(Figure record listings)
++++
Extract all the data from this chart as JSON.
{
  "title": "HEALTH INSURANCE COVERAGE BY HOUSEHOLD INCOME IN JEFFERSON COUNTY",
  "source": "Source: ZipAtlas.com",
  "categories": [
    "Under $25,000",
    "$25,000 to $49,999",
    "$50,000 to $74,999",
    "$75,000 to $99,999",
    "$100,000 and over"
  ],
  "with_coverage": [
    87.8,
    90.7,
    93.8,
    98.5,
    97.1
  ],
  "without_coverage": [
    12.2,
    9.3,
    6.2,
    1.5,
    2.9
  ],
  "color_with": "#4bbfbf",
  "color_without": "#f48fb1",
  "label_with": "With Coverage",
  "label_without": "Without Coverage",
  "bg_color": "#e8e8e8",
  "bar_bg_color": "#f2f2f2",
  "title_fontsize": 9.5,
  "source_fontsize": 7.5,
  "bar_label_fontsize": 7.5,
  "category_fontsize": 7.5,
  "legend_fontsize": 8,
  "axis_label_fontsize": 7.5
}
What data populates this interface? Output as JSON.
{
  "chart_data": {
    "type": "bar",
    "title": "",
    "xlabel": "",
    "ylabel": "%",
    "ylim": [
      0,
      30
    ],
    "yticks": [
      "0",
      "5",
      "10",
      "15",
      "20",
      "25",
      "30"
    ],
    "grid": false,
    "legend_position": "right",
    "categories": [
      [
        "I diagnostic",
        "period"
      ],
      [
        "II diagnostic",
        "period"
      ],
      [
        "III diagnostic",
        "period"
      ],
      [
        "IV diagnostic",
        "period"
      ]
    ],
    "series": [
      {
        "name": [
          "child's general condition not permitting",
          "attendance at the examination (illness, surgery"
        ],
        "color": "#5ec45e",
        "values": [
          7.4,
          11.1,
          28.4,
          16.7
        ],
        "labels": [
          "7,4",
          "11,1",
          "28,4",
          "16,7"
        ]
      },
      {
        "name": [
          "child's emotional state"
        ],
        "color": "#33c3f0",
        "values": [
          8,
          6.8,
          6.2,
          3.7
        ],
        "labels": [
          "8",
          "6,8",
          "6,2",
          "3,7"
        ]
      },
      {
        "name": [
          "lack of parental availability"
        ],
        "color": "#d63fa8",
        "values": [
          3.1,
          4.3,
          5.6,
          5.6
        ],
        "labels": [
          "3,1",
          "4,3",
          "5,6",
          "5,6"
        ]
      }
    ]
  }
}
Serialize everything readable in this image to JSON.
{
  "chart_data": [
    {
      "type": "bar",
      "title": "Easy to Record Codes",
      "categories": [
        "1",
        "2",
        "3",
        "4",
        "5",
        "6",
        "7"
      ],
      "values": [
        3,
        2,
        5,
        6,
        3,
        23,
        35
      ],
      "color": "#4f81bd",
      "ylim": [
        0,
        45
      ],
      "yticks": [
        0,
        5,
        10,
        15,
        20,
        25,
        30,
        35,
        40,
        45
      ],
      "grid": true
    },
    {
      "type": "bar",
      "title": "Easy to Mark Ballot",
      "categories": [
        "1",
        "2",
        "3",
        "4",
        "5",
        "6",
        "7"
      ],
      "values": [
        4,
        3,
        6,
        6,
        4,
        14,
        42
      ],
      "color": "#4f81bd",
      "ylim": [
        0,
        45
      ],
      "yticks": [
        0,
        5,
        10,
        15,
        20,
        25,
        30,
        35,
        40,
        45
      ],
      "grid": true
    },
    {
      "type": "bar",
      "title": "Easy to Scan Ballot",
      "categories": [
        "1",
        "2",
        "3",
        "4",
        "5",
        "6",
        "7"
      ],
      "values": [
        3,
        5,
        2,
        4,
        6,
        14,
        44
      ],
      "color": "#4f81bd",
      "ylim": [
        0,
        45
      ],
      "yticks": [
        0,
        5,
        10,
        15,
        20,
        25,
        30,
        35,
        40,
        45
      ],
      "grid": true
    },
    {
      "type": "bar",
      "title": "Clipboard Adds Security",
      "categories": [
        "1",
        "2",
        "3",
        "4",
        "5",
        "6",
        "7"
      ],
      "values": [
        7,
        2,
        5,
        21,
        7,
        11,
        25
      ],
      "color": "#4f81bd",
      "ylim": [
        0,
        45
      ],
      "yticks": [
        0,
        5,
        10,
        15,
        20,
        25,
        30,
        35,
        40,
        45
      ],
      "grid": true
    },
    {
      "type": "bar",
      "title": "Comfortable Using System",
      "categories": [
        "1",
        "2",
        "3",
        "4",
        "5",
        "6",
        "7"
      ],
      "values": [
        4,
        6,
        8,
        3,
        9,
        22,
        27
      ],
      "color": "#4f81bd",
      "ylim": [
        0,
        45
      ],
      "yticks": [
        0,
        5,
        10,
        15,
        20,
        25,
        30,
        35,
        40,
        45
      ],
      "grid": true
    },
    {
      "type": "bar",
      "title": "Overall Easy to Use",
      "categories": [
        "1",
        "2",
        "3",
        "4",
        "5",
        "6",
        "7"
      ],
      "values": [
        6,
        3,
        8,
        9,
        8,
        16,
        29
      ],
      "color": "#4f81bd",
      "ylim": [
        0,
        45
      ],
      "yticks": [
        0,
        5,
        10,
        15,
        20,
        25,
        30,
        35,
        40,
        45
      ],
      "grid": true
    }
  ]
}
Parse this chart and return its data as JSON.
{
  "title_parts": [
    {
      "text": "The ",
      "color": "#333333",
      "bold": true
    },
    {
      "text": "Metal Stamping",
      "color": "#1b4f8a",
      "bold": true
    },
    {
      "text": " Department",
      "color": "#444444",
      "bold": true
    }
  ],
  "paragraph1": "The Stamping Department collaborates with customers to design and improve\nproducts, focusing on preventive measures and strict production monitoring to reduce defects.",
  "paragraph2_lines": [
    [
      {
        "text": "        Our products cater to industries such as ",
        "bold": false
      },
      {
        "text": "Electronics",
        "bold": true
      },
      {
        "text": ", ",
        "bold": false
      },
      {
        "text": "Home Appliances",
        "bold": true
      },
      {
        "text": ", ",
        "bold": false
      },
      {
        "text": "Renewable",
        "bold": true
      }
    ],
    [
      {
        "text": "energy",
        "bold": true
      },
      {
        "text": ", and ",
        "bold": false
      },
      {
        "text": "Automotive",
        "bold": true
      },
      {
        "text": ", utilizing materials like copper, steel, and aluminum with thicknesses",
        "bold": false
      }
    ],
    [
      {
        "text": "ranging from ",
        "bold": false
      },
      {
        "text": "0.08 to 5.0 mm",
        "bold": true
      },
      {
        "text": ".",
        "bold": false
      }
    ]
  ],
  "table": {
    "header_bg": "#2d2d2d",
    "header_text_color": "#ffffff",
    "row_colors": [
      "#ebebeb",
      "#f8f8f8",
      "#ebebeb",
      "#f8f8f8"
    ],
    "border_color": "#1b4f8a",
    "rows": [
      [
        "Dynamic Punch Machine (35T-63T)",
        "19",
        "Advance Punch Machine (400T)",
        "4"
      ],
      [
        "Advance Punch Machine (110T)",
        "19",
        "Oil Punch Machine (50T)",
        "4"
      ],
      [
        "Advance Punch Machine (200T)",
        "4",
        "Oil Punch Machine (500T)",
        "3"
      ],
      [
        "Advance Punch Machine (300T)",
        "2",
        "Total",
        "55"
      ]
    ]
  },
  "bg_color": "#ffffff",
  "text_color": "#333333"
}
++++
Wherever the word "this" occurs in a line of the listing, copy that line.

Extract all the data from this chart as JSON.
What data populates this interface? Output as JSON.
Serialize everything readable in this image to JSON.
Parse this chart and return its data as JSON.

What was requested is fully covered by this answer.